* Records to use
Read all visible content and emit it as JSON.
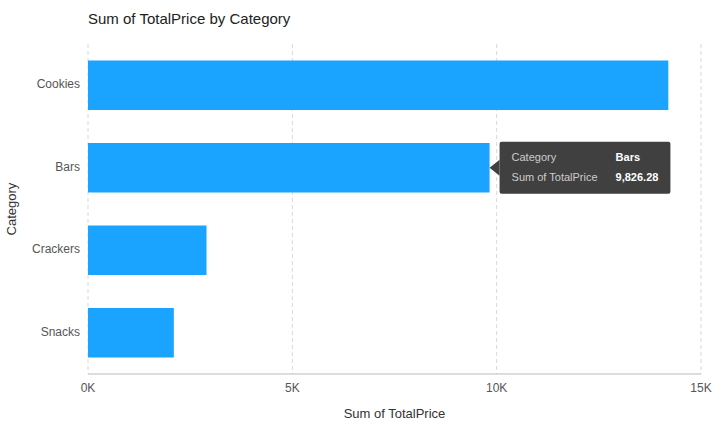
{
  "chart_data": {
    "type": "bar",
    "orientation": "horizontal",
    "title": "Sum of TotalPrice by Category",
    "xlabel": "Sum of TotalPrice",
    "ylabel": "Category",
    "categories": [
      "Cookies",
      "Bars",
      "Crackers",
      "Snacks"
    ],
    "values": [
      14200,
      9826.28,
      2900,
      2100
    ],
    "color": "#1aa3ff",
    "xlim": [
      0,
      15000
    ],
    "xticks": [
      {
        "value": 0,
        "label": "0K"
      },
      {
        "value": 5000,
        "label": "5K"
      },
      {
        "value": 10000,
        "label": "10K"
      },
      {
        "value": 15000,
        "label": "15K"
      }
    ],
    "grid": true,
    "annotations": [
      {
        "rows": [
          [
            "Category",
            "Bars"
          ],
          [
            "Sum of TotalPrice",
            "9,826.28"
          ]
        ]
      }
    ]
  }
}
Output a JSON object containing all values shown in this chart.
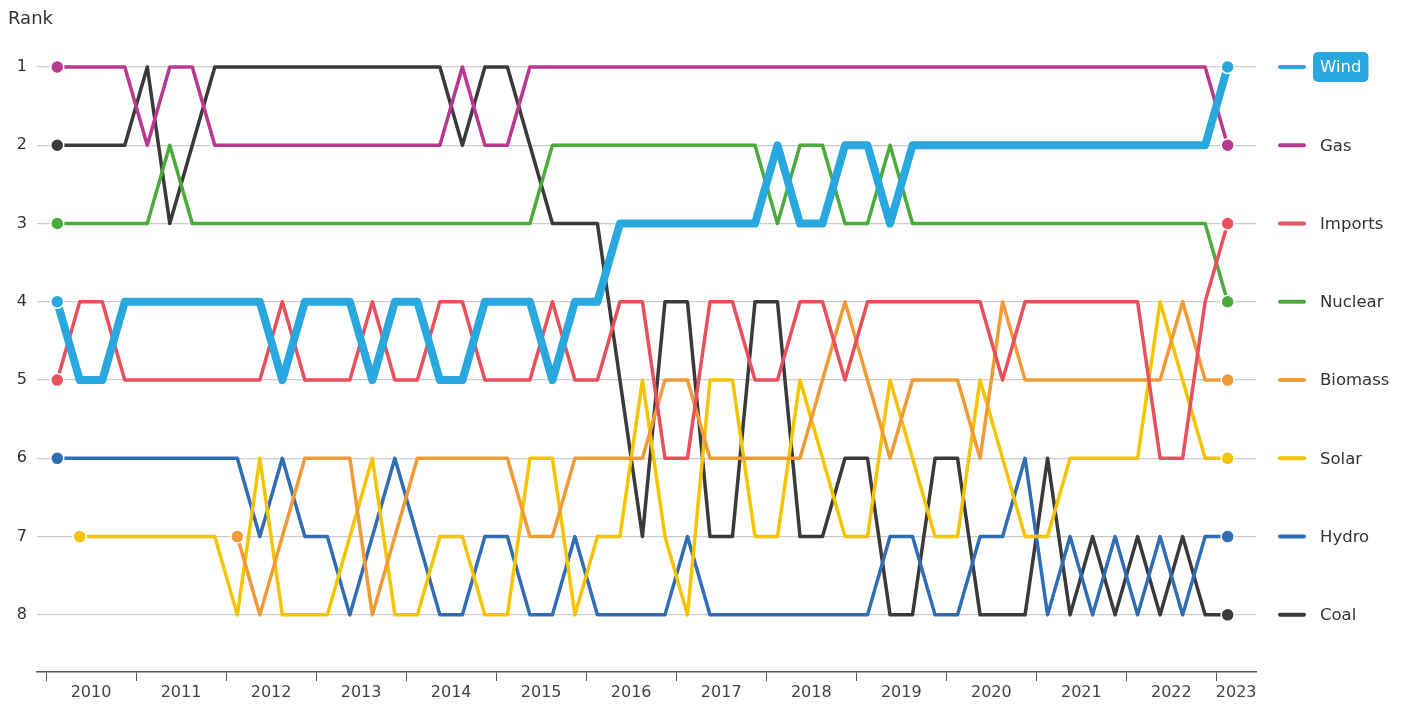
{
  "chart_data": {
    "type": "line",
    "ylabel": "Rank",
    "grid": "y",
    "legend": "right",
    "line_style": "solid",
    "x": [
      2010.125,
      2010.375,
      2010.625,
      2010.875,
      2011.125,
      2011.375,
      2011.625,
      2011.875,
      2012.125,
      2012.375,
      2012.625,
      2012.875,
      2013.125,
      2013.375,
      2013.625,
      2013.875,
      2014.125,
      2014.375,
      2014.625,
      2014.875,
      2015.125,
      2015.375,
      2015.625,
      2015.875,
      2016.125,
      2016.375,
      2016.625,
      2016.875,
      2017.125,
      2017.375,
      2017.625,
      2017.875,
      2018.125,
      2018.375,
      2018.625,
      2018.875,
      2019.125,
      2019.375,
      2019.625,
      2019.875,
      2020.125,
      2020.375,
      2020.625,
      2020.875,
      2021.125,
      2021.375,
      2021.625,
      2021.875,
      2022.125,
      2022.375,
      2022.625,
      2022.875,
      2023.125
    ],
    "xlim": [
      2009.9,
      2023.44
    ],
    "xticks": [
      {
        "value": 2010,
        "label": null
      },
      {
        "value": 2010.5,
        "label": "2010"
      },
      {
        "value": 2011,
        "label": null
      },
      {
        "value": 2011.5,
        "label": "2011"
      },
      {
        "value": 2012,
        "label": null
      },
      {
        "value": 2012.5,
        "label": "2012"
      },
      {
        "value": 2013,
        "label": null
      },
      {
        "value": 2013.5,
        "label": "2013"
      },
      {
        "value": 2014,
        "label": null
      },
      {
        "value": 2014.5,
        "label": "2014"
      },
      {
        "value": 2015,
        "label": null
      },
      {
        "value": 2015.5,
        "label": "2015"
      },
      {
        "value": 2016,
        "label": null
      },
      {
        "value": 2016.5,
        "label": "2016"
      },
      {
        "value": 2017,
        "label": null
      },
      {
        "value": 2017.5,
        "label": "2017"
      },
      {
        "value": 2018,
        "label": null
      },
      {
        "value": 2018.5,
        "label": "2018"
      },
      {
        "value": 2019,
        "label": null
      },
      {
        "value": 2019.5,
        "label": "2019"
      },
      {
        "value": 2020,
        "label": null
      },
      {
        "value": 2020.5,
        "label": "2020"
      },
      {
        "value": 2021,
        "label": null
      },
      {
        "value": 2021.5,
        "label": "2021"
      },
      {
        "value": 2022,
        "label": null
      },
      {
        "value": 2022.5,
        "label": "2022"
      },
      {
        "value": 2023,
        "label": null
      },
      {
        "value": 2023.22,
        "label": "2023"
      }
    ],
    "ylim": [
      8.73,
      1
    ],
    "yticks": [
      1,
      2,
      3,
      4,
      5,
      6,
      7,
      8
    ],
    "series": [
      {
        "name": "Wind",
        "color": "#29a8e0",
        "values": [
          4,
          5,
          5,
          4,
          4,
          4,
          4,
          4,
          4,
          4,
          5,
          4,
          4,
          4,
          5,
          4,
          4,
          5,
          5,
          4,
          4,
          4,
          5,
          4,
          4,
          3,
          3,
          3,
          3,
          3,
          3,
          3,
          2,
          3,
          3,
          2,
          2,
          3,
          2,
          2,
          2,
          2,
          2,
          2,
          2,
          2,
          2,
          2,
          2,
          2,
          2,
          2,
          1
        ]
      },
      {
        "name": "Gas",
        "color": "#b8398f",
        "values": [
          1,
          1,
          1,
          1,
          2,
          1,
          1,
          2,
          2,
          2,
          2,
          2,
          2,
          2,
          2,
          2,
          2,
          2,
          1,
          2,
          2,
          1,
          1,
          1,
          1,
          1,
          1,
          1,
          1,
          1,
          1,
          1,
          1,
          1,
          1,
          1,
          1,
          1,
          1,
          1,
          1,
          1,
          1,
          1,
          1,
          1,
          1,
          1,
          1,
          1,
          1,
          1,
          2
        ]
      },
      {
        "name": "Imports",
        "color": "#e8505b",
        "values": [
          5,
          4,
          4,
          5,
          5,
          5,
          5,
          5,
          5,
          5,
          4,
          5,
          5,
          5,
          4,
          5,
          5,
          4,
          4,
          5,
          5,
          5,
          4,
          5,
          5,
          4,
          4,
          6,
          6,
          4,
          4,
          5,
          5,
          4,
          4,
          5,
          4,
          4,
          4,
          4,
          4,
          4,
          5,
          4,
          4,
          4,
          4,
          4,
          4,
          6,
          6,
          4,
          3
        ]
      },
      {
        "name": "Nuclear",
        "color": "#4aab3b",
        "values": [
          3,
          3,
          3,
          3,
          3,
          2,
          3,
          3,
          3,
          3,
          3,
          3,
          3,
          3,
          3,
          3,
          3,
          3,
          3,
          3,
          3,
          3,
          2,
          2,
          2,
          2,
          2,
          2,
          2,
          2,
          2,
          2,
          3,
          2,
          2,
          3,
          3,
          2,
          3,
          3,
          3,
          3,
          3,
          3,
          3,
          3,
          3,
          3,
          3,
          3,
          3,
          3,
          4
        ]
      },
      {
        "name": "Biomass",
        "color": "#f09a38",
        "values": [
          null,
          null,
          null,
          null,
          null,
          null,
          null,
          null,
          7,
          8,
          7,
          6,
          6,
          6,
          8,
          7,
          6,
          6,
          6,
          6,
          6,
          7,
          7,
          6,
          6,
          6,
          6,
          5,
          5,
          6,
          6,
          6,
          6,
          6,
          5,
          4,
          5,
          6,
          5,
          5,
          5,
          6,
          4,
          5,
          5,
          5,
          5,
          5,
          5,
          5,
          4,
          5,
          5
        ]
      },
      {
        "name": "Solar",
        "color": "#f5c400",
        "values": [
          null,
          7,
          7,
          7,
          7,
          7,
          7,
          7,
          8,
          6,
          8,
          8,
          8,
          7,
          6,
          8,
          8,
          7,
          7,
          8,
          8,
          6,
          6,
          8,
          7,
          7,
          5,
          7,
          8,
          5,
          5,
          7,
          7,
          5,
          6,
          7,
          7,
          5,
          6,
          7,
          7,
          5,
          6,
          7,
          7,
          6,
          6,
          6,
          6,
          4,
          5,
          6,
          6
        ]
      },
      {
        "name": "Hydro",
        "color": "#2f6db5",
        "values": [
          6,
          6,
          6,
          6,
          6,
          6,
          6,
          6,
          6,
          7,
          6,
          7,
          7,
          8,
          7,
          6,
          7,
          8,
          8,
          7,
          7,
          8,
          8,
          7,
          8,
          8,
          8,
          8,
          7,
          8,
          8,
          8,
          8,
          8,
          8,
          8,
          8,
          7,
          7,
          8,
          8,
          7,
          7,
          6,
          8,
          7,
          8,
          7,
          8,
          7,
          8,
          7,
          7
        ]
      },
      {
        "name": "Coal",
        "color": "#3a3a3a",
        "values": [
          2,
          2,
          2,
          2,
          1,
          3,
          2,
          1,
          1,
          1,
          1,
          1,
          1,
          1,
          1,
          1,
          1,
          1,
          2,
          1,
          1,
          2,
          3,
          3,
          3,
          5,
          7,
          4,
          4,
          7,
          7,
          4,
          4,
          7,
          7,
          6,
          6,
          8,
          8,
          6,
          6,
          8,
          8,
          8,
          6,
          8,
          7,
          8,
          7,
          8,
          7,
          8,
          8
        ]
      }
    ]
  }
}
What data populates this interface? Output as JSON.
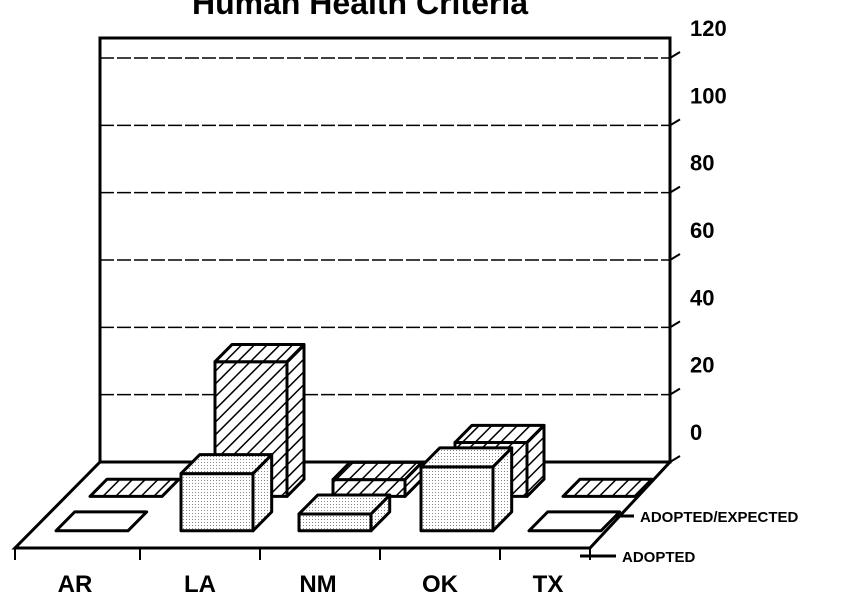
{
  "chart_data": {
    "type": "bar3d",
    "title": "Human Health Criteria",
    "categories": [
      "AR",
      "LA",
      "NM",
      "OK",
      "TX"
    ],
    "series": [
      {
        "name": "ADOPTED/EXPECTED",
        "color": "#000000",
        "values": [
          0,
          40,
          5,
          16,
          0
        ]
      },
      {
        "name": "ADOPTED",
        "color": "#000000",
        "values": [
          0,
          17,
          5,
          19,
          0
        ]
      }
    ],
    "ylim": [
      0,
      120
    ],
    "yticks": [
      0,
      20,
      40,
      60,
      80,
      100,
      120
    ],
    "grid": true
  }
}
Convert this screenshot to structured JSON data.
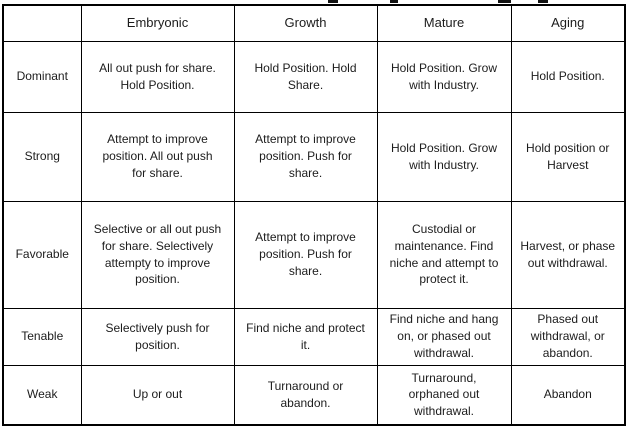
{
  "page": {
    "background_color": "#ffffff",
    "border_color": "#000000",
    "text_color": "#1c1c1c"
  },
  "matrix": {
    "corner_label": "",
    "column_headers": [
      "Embryonic",
      "Growth",
      "Mature",
      "Aging"
    ],
    "rows": [
      {
        "label": "Dominant",
        "cells": [
          "All out push for share.\nHold Position.",
          "Hold Position. Hold\nShare.",
          "Hold Position. Grow\nwith Industry.",
          "Hold Position."
        ]
      },
      {
        "label": "Strong",
        "cells": [
          "Attempt to improve\nposition. All out push\nfor share.",
          "Attempt to improve\nposition. Push for\nshare.",
          "Hold Position. Grow\nwith Industry.",
          "Hold position or\nHarvest"
        ]
      },
      {
        "label": "Favorable",
        "cells": [
          "Selective or all out push\nfor share. Selectively\nattempty to improve\nposition.",
          "Attempt to improve\nposition. Push for\nshare.",
          "Custodial or\nmaintenance. Find\nniche and attempt to\nprotect it.",
          "Harvest, or phase\nout withdrawal."
        ]
      },
      {
        "label": "Tenable",
        "cells": [
          "Selectively push for\nposition.",
          "Find niche and protect\nit.",
          "Find niche and hang\non, or phased out\nwithdrawal.",
          "Phased out\nwithdrawal, or\nabandon."
        ]
      },
      {
        "label": "Weak",
        "cells": [
          "Up or out",
          "Turnaround or\nabandon.",
          "Turnaround,\norphaned out\nwithdrawal.",
          "Abandon"
        ]
      }
    ]
  }
}
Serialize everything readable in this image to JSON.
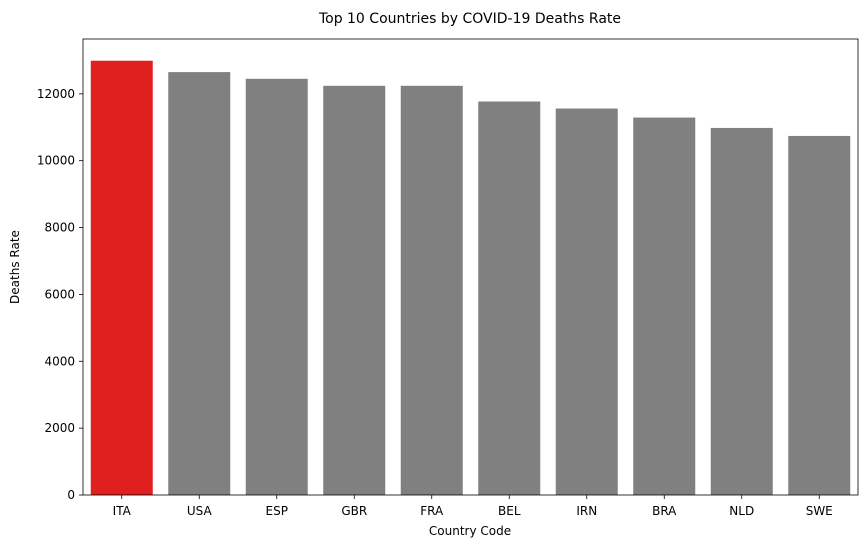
{
  "chart_data": {
    "type": "bar",
    "title": "Top 10 Countries by COVID-19 Deaths Rate",
    "xlabel": "Country Code",
    "ylabel": "Deaths Rate",
    "categories": [
      "ITA",
      "USA",
      "ESP",
      "GBR",
      "FRA",
      "BEL",
      "IRN",
      "BRA",
      "NLD",
      "SWE"
    ],
    "values": [
      12990,
      12650,
      12450,
      12240,
      12240,
      11770,
      11560,
      11290,
      10980,
      10740
    ],
    "ylim": [
      0,
      13640
    ],
    "yticks": [
      0,
      2000,
      4000,
      6000,
      8000,
      10000,
      12000
    ],
    "grid": false,
    "highlight_index": 0,
    "colors": {
      "highlight": "#e01f1f",
      "default": "#808080"
    }
  }
}
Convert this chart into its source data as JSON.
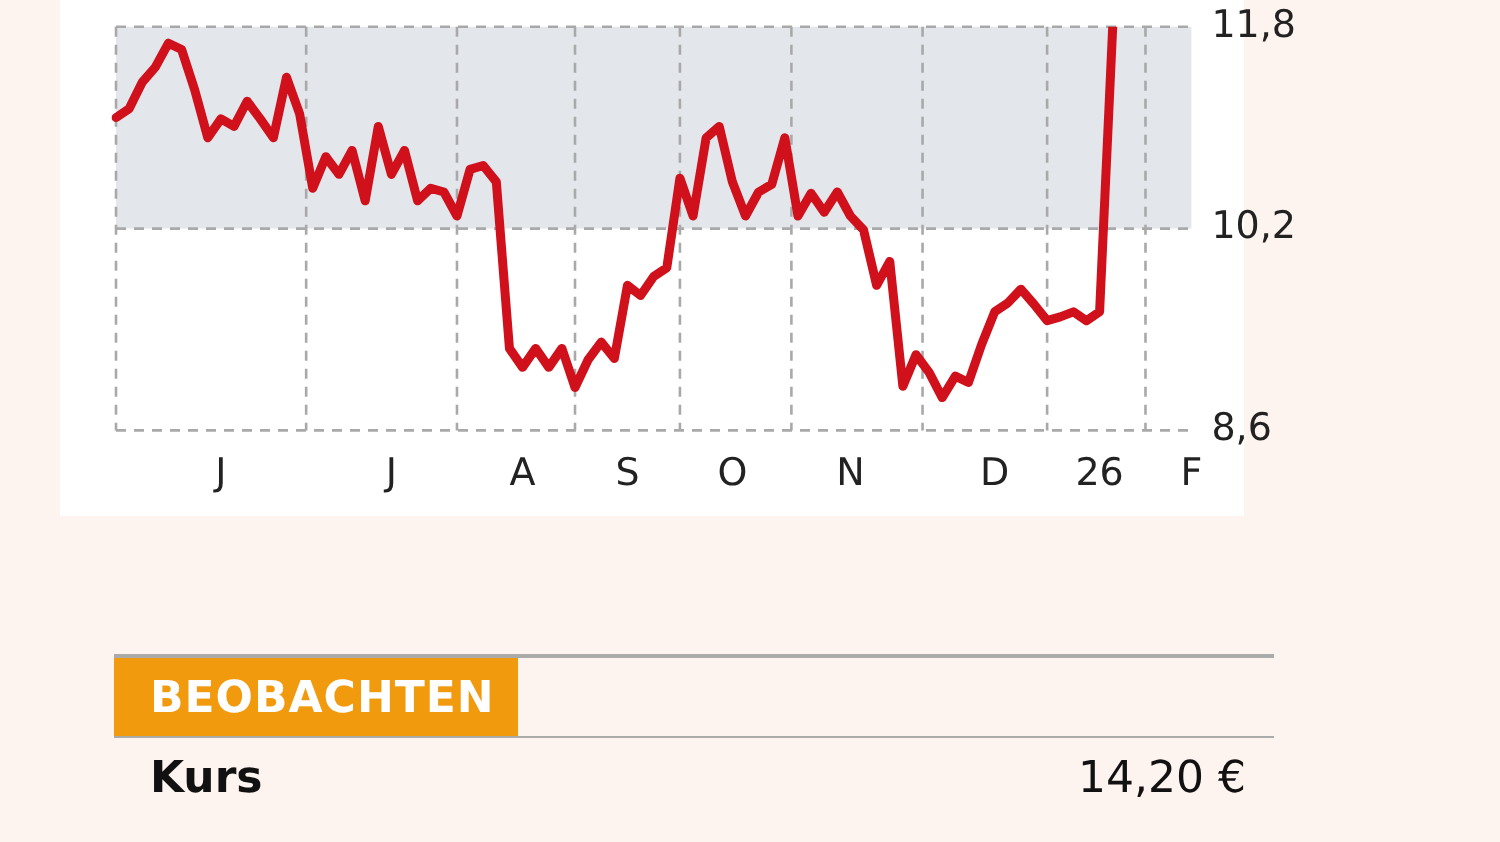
{
  "chart_data": {
    "type": "line",
    "categories": [
      null,
      null,
      null,
      null,
      null,
      null,
      null,
      null,
      "J",
      null,
      null,
      null,
      null,
      null,
      null,
      null,
      null,
      null,
      null,
      null,
      null,
      "J",
      null,
      null,
      null,
      null,
      null,
      null,
      null,
      null,
      null,
      "A",
      null,
      null,
      null,
      null,
      null,
      null,
      null,
      "S",
      null,
      null,
      null,
      null,
      null,
      null,
      null,
      "O",
      null,
      null,
      null,
      null,
      null,
      null,
      null,
      null,
      "N",
      null,
      null,
      null,
      null,
      null,
      null,
      null,
      null,
      null,
      null,
      "D",
      null,
      null,
      null,
      null,
      null,
      null,
      null,
      "26",
      null,
      null,
      null,
      null,
      null,
      null,
      "F"
    ],
    "series": [
      {
        "color": "#d0101a",
        "values": [
          11.08,
          11.15,
          11.36,
          11.48,
          11.67,
          11.62,
          11.3,
          10.92,
          11.07,
          11.01,
          11.21,
          11.07,
          10.92,
          11.4,
          11.11,
          10.52,
          10.77,
          10.63,
          10.82,
          10.42,
          11.01,
          10.63,
          10.82,
          10.42,
          10.52,
          10.49,
          10.3,
          10.67,
          10.7,
          10.57,
          9.25,
          9.1,
          9.25,
          9.1,
          9.25,
          8.94,
          9.16,
          9.3,
          9.17,
          9.75,
          9.67,
          9.82,
          9.89,
          10.6,
          10.3,
          10.92,
          11.01,
          10.57,
          10.3,
          10.49,
          10.55,
          10.92,
          10.3,
          10.48,
          10.33,
          10.49,
          10.3,
          10.19,
          9.75,
          9.94,
          8.95,
          9.2,
          9.06,
          8.86,
          9.03,
          8.98,
          9.28,
          9.54,
          9.61,
          9.72,
          9.6,
          9.47,
          9.5,
          9.54,
          9.47,
          9.54,
          11.8,
          null,
          null,
          null,
          null,
          null,
          null
        ]
      }
    ],
    "ylim": [
      8.6,
      11.8
    ],
    "yticks": [
      {
        "value": 8.6,
        "label": "8,6"
      },
      {
        "value": 10.2,
        "label": "10,2"
      },
      {
        "value": 11.8,
        "label": "11,8"
      }
    ],
    "bands": [
      {
        "axis": "y",
        "from": 10.2,
        "to": 11.8,
        "color": "#e3e6ea"
      }
    ],
    "grid": true,
    "legend": false,
    "marker": "none",
    "line_style": "solid",
    "annotations": [
      "BEOBACHTEN",
      "Kurs",
      "14,20 €"
    ]
  }
}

* Requirements
In the records above, collect each line with "JSON".

* Task solution
Read all visible content and emit it as JSON.
Output a JSON object containing all values shown in this chart.
What data populates this interface? Output as JSON.
Convert this screenshot to structured JSON data.
Serialize everything readable in this image to JSON.
Convert this chart into its source data as JSON.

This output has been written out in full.